== Problem to solve ==
Reproduce every one of the records below line for line, without any change, and omit the pictures.

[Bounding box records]
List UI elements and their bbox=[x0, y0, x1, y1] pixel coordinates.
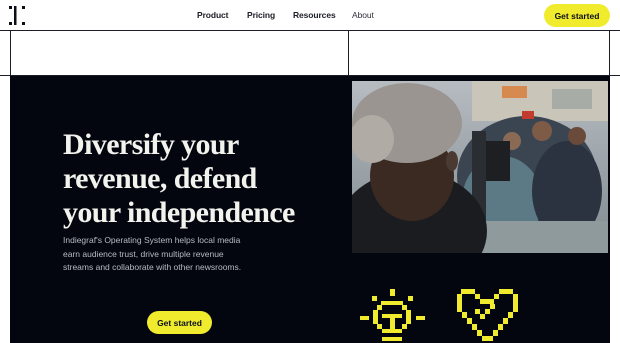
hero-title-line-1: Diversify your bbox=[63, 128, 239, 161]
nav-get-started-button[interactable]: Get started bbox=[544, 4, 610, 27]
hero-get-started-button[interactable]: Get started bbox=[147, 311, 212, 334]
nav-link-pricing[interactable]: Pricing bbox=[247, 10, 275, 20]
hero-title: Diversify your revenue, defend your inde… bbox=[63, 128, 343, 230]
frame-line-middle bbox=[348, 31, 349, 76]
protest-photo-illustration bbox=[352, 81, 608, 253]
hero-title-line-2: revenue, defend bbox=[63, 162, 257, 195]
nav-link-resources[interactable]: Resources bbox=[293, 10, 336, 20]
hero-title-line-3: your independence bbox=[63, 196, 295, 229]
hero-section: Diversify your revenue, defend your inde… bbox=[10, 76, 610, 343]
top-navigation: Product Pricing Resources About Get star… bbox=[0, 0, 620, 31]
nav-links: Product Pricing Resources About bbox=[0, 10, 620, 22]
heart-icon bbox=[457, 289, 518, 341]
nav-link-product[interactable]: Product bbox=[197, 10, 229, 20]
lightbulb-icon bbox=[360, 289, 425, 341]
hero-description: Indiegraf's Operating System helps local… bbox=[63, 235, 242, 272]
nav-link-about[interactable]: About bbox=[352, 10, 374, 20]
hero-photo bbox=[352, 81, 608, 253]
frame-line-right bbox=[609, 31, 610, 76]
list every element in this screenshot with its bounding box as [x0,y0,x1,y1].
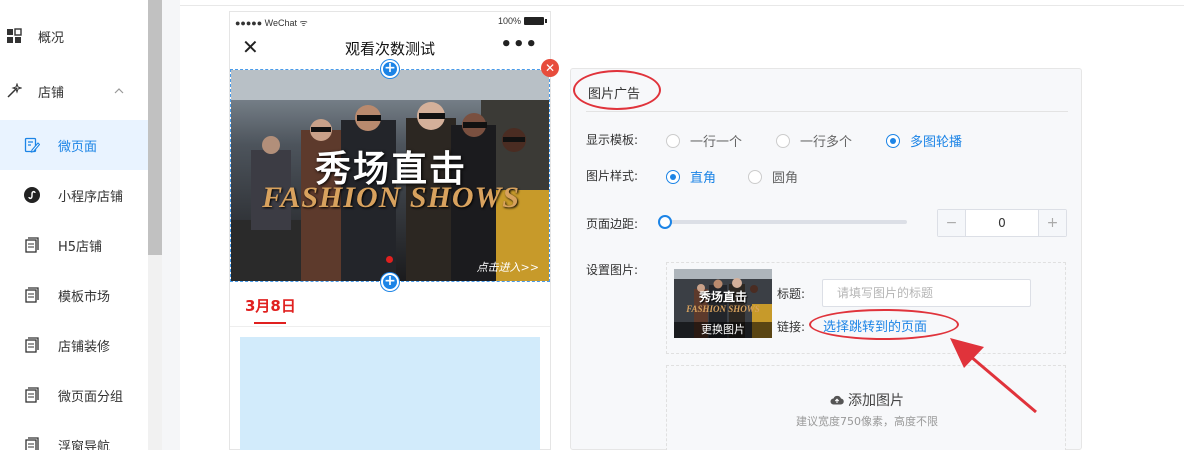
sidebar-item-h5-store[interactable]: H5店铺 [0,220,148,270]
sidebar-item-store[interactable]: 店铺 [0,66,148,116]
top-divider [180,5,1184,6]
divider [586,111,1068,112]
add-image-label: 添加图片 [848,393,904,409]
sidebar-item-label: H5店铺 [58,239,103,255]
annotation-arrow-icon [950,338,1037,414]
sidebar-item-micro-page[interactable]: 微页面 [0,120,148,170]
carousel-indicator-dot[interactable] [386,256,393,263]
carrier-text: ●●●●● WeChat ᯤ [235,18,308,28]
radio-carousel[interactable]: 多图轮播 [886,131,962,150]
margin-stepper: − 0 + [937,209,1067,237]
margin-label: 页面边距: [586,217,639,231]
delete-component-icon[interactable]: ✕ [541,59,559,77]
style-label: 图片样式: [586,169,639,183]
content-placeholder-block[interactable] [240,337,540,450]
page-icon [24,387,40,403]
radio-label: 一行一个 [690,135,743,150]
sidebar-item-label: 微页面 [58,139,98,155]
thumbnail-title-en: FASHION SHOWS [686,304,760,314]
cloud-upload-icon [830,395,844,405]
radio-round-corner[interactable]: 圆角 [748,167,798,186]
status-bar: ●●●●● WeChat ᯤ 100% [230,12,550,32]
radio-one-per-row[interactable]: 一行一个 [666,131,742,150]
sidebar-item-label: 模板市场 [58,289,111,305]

== The completed task ==
List UI elements and their bbox=[x0, y0, x1, y1] pixel coordinates.
hero-title-line-1: Diversify your bbox=[63, 128, 239, 161]
nav-get-started-button[interactable]: Get started bbox=[544, 4, 610, 27]
hero-get-started-button[interactable]: Get started bbox=[147, 311, 212, 334]
nav-link-pricing[interactable]: Pricing bbox=[247, 10, 275, 20]
hero-title: Diversify your revenue, defend your inde… bbox=[63, 128, 343, 230]
frame-line-middle bbox=[348, 31, 349, 76]
protest-photo-illustration bbox=[352, 81, 608, 253]
hero-title-line-2: revenue, defend bbox=[63, 162, 257, 195]
nav-link-resources[interactable]: Resources bbox=[293, 10, 336, 20]
hero-title-line-3: your independence bbox=[63, 196, 295, 229]
hero-section: Diversify your revenue, defend your inde… bbox=[10, 76, 610, 343]
top-navigation: Product Pricing Resources About Get star… bbox=[0, 0, 620, 31]
nav-links: Product Pricing Resources About bbox=[0, 10, 620, 22]
heart-icon bbox=[457, 289, 518, 341]
nav-link-product[interactable]: Product bbox=[197, 10, 229, 20]
lightbulb-icon bbox=[360, 289, 425, 341]
hero-description: Indiegraf's Operating System helps local… bbox=[63, 235, 242, 272]
nav-link-about[interactable]: About bbox=[352, 10, 374, 20]
hero-photo bbox=[352, 81, 608, 253]
frame-line-right bbox=[609, 31, 610, 76]
list every element in this screenshot with its bounding box as [x0,y0,x1,y1].
sidebar-item-h5-store[interactable]: H5店铺 [0,220,148,270]
sidebar-item-store[interactable]: 店铺 [0,66,148,116]
top-divider [180,5,1184,6]
divider [586,111,1068,112]
add-image-label: 添加图片 [848,393,904,409]
sidebar-item-label: H5店铺 [58,239,103,255]
annotation-arrow-icon [950,338,1037,414]
sidebar-item-micro-page[interactable]: 微页面 [0,120,148,170]
carousel-indicator-dot[interactable] [386,256,393,263]
carrier-text: ●●●●● WeChat ᯤ [235,18,308,28]
radio-carousel[interactable]: 多图轮播 [886,131,962,150]
margin-stepper: − 0 + [937,209,1067,237]
margin-label: 页面边距: [586,217,639,231]
delete-component-icon[interactable]: ✕ [541,59,559,77]
style-label: 图片样式: [586,169,639,183]
content-placeholder-block[interactable] [240,337,540,450]
page-icon [24,387,40,403]
radio-label: 一行一个 [690,135,743,150]
sidebar-item-label: 微页面 [58,139,98,155]
thumbnail-title-en: FASHION SHOWS [686,304,760,314]
cloud-upload-icon [830,395,844,405]
radio-round-corner[interactable]: 圆角 [748,167,798,186]
status-bar: ●●●●● WeChat ᯤ 100% [230,12,550,32]
radio-one-per-row[interactable]: 一行一个 [666,131,742,150]
sidebar-item-label: 模板市场 [58,289,111,305]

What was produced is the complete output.